— Start —

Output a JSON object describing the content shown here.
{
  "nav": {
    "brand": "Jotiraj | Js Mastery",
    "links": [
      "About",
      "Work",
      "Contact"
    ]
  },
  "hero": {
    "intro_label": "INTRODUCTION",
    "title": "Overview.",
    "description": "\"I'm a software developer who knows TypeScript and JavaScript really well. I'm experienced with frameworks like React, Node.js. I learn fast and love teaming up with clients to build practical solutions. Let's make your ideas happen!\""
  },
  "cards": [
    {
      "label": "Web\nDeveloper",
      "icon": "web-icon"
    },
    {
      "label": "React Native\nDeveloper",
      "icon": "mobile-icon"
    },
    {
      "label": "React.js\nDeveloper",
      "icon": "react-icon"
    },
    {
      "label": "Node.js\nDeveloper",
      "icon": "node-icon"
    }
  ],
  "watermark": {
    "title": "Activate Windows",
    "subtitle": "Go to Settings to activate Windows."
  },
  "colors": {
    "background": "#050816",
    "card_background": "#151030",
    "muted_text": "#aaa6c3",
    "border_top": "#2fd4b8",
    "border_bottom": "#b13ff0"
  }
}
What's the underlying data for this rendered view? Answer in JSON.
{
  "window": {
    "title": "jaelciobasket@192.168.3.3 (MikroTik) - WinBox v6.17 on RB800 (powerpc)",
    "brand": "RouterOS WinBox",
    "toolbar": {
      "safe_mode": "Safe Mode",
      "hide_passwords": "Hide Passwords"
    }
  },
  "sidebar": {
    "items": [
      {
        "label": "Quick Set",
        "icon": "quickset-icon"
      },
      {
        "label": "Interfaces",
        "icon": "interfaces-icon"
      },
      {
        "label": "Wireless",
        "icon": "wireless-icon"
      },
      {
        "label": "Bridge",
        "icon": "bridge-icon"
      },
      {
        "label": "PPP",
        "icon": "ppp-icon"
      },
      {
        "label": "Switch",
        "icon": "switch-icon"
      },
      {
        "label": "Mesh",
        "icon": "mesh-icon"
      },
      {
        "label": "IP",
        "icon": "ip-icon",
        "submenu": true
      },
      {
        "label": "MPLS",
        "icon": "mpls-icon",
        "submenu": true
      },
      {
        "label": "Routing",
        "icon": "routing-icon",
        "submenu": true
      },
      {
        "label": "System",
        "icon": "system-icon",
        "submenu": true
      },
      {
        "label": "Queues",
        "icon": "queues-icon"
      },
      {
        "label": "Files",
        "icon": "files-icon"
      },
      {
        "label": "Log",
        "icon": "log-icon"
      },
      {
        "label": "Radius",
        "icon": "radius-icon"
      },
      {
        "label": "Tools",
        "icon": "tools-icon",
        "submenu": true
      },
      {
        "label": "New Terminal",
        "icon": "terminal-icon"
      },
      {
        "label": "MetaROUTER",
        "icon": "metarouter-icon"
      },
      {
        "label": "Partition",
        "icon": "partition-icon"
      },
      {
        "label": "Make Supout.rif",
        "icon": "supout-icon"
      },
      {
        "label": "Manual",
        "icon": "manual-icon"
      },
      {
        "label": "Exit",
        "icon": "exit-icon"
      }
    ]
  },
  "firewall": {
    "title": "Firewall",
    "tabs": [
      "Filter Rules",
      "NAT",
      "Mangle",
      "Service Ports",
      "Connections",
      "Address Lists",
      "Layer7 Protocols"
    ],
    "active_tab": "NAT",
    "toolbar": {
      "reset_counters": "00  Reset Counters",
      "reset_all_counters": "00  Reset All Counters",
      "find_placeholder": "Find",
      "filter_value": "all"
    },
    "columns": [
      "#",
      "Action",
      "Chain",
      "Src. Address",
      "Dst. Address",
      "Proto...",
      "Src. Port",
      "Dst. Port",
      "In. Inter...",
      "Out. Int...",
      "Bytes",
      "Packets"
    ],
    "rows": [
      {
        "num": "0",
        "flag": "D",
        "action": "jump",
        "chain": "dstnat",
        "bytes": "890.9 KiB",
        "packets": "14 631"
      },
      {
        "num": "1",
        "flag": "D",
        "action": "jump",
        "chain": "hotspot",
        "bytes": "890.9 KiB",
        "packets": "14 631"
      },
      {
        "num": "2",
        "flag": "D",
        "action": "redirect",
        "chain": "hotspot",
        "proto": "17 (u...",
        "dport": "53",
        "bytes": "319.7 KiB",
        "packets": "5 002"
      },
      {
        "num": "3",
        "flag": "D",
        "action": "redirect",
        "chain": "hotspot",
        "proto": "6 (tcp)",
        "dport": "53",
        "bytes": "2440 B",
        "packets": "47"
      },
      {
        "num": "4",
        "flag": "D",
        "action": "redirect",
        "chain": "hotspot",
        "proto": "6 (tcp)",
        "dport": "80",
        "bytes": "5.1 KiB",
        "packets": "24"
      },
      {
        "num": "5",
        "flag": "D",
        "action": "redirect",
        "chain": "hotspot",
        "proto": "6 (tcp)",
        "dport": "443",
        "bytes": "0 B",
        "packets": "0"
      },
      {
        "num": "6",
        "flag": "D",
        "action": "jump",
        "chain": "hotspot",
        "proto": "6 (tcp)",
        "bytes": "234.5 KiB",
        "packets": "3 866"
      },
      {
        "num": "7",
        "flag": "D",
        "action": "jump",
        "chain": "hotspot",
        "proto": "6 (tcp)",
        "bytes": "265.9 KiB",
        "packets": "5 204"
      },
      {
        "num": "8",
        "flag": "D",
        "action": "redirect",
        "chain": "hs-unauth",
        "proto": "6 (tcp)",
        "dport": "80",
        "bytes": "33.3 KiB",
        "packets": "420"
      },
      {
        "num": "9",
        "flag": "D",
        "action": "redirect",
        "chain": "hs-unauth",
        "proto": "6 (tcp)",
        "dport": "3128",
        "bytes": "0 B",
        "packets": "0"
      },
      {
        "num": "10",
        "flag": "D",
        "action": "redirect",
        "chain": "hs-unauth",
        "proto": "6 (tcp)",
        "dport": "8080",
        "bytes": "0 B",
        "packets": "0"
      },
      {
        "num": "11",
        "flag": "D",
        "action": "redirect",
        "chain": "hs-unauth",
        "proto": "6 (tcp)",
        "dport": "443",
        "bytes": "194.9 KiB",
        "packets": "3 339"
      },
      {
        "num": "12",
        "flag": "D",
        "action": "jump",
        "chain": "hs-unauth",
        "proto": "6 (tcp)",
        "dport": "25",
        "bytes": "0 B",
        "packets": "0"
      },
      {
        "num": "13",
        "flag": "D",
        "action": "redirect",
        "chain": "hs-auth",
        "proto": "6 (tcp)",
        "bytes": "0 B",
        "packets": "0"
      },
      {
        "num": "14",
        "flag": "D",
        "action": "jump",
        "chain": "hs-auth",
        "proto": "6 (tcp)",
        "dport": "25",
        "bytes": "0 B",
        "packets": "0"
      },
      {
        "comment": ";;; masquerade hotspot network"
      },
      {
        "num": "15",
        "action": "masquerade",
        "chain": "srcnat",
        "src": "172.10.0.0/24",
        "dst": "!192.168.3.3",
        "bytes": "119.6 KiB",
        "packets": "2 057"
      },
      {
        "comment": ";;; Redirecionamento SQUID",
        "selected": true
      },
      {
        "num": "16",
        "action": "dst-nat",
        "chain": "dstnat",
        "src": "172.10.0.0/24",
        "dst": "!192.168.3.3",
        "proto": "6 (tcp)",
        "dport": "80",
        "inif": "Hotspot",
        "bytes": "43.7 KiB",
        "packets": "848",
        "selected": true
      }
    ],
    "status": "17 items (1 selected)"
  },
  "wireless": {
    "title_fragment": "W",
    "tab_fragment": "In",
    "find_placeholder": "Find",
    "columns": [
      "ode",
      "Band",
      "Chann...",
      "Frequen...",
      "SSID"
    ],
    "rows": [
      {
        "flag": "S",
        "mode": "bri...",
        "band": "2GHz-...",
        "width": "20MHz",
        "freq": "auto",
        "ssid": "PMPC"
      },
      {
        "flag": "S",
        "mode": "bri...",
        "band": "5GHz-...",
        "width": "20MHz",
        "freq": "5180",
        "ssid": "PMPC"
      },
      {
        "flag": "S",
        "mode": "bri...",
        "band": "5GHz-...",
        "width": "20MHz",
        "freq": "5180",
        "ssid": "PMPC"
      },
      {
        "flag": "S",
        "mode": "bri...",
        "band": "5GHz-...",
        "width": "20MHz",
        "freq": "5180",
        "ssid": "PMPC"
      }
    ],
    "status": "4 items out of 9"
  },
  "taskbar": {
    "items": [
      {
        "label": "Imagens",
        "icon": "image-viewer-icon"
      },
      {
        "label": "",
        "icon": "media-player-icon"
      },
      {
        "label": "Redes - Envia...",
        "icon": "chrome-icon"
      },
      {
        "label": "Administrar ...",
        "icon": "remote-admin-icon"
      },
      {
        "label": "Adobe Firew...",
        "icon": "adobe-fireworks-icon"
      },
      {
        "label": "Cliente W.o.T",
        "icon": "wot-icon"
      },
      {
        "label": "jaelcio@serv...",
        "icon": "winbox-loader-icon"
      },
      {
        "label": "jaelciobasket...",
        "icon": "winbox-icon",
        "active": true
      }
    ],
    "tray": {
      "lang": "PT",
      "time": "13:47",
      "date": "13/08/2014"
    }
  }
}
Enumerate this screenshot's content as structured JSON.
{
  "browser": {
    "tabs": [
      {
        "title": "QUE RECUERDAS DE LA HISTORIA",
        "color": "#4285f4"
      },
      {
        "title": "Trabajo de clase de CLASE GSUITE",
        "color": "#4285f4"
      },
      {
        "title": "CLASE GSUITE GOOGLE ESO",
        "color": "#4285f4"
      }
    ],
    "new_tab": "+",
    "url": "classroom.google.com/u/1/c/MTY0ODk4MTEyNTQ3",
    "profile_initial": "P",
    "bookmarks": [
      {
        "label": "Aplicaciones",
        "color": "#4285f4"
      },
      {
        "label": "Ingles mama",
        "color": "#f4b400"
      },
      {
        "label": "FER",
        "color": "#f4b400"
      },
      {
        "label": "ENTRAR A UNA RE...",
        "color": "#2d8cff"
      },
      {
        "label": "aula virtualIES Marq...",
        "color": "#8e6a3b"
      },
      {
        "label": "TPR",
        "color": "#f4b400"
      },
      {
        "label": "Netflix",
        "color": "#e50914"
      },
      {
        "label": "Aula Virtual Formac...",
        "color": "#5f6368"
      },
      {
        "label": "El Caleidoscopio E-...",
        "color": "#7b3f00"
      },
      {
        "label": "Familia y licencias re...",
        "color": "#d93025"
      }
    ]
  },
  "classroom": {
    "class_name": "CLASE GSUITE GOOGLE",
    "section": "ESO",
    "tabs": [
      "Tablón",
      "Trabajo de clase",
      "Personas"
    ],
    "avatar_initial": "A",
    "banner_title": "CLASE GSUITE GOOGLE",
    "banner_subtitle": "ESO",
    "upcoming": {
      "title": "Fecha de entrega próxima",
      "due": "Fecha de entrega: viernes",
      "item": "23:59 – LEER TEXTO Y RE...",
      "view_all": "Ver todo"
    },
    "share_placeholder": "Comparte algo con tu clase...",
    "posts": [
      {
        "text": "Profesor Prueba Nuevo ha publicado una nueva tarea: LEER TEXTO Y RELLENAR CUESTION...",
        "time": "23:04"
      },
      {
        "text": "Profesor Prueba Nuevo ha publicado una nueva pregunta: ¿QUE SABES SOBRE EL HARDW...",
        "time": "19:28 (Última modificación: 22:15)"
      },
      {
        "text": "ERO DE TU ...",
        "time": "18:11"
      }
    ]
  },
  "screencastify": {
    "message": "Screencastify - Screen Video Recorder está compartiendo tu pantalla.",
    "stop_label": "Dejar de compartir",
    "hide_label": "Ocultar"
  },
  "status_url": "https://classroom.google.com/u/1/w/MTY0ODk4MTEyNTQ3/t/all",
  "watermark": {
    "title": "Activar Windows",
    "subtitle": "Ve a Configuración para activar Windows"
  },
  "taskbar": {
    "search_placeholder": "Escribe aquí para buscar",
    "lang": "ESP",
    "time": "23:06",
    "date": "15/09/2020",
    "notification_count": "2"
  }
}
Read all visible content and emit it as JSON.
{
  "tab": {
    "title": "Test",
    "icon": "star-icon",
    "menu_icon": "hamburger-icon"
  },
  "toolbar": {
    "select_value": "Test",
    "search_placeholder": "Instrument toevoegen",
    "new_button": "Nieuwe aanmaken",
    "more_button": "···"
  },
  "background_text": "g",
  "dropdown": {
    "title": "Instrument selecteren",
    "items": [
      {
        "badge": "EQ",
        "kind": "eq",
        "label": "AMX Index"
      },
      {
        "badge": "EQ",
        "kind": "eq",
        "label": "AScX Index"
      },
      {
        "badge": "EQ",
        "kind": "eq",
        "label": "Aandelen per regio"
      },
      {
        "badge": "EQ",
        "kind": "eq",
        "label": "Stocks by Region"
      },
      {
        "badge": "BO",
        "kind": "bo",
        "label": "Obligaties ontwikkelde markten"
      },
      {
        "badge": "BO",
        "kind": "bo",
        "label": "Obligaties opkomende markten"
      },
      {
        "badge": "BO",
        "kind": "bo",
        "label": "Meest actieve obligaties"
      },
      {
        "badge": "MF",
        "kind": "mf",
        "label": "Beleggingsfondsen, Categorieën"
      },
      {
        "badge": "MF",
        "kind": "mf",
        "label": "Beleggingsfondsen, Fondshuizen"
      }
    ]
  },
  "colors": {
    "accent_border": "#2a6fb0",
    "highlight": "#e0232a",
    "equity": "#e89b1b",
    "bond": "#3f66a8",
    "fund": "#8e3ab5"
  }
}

— End —

Set exercise => Scan the records for the string "nueva". Copy each line in which it appears.

Response =>
        "text": "Profesor Prueba Nuevo ha publicado una nueva tarea: LEER TEXTO Y RELLENAR CUESTION...",
        "text": "Profesor Prueba Nuevo ha publicado una nueva pregunta: ¿QUE SABES SOBRE EL HARDW...",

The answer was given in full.